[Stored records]
■ ■ ■ ■ ■

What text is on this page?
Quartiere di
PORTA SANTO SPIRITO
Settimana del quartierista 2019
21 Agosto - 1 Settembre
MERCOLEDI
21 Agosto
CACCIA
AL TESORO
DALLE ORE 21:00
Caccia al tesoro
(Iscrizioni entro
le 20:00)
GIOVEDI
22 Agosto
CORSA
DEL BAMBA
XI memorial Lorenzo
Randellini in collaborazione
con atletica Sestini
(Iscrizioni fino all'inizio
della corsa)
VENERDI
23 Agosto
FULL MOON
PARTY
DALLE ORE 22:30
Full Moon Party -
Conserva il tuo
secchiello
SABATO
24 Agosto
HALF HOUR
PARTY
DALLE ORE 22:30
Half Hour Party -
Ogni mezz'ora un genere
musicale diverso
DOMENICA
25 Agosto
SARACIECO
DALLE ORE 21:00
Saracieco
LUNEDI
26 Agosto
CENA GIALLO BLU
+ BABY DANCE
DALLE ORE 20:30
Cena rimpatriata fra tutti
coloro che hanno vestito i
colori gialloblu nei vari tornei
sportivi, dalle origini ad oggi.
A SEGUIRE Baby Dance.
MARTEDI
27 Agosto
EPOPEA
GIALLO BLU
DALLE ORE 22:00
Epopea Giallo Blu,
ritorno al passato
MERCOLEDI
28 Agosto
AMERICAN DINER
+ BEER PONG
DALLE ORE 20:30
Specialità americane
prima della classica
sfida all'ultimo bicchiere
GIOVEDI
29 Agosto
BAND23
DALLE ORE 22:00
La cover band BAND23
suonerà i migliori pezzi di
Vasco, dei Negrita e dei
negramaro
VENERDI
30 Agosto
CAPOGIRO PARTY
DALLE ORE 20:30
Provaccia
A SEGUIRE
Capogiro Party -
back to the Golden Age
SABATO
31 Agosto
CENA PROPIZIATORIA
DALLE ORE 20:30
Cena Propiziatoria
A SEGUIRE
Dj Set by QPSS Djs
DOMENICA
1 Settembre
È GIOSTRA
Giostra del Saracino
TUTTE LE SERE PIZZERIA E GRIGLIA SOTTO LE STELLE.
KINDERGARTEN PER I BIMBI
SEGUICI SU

■ ■ ■ ■ ■

Pull out and copy each line containing the string "Iscrizioni".

(Iscrizioni entro
(Iscrizioni fino all'inizio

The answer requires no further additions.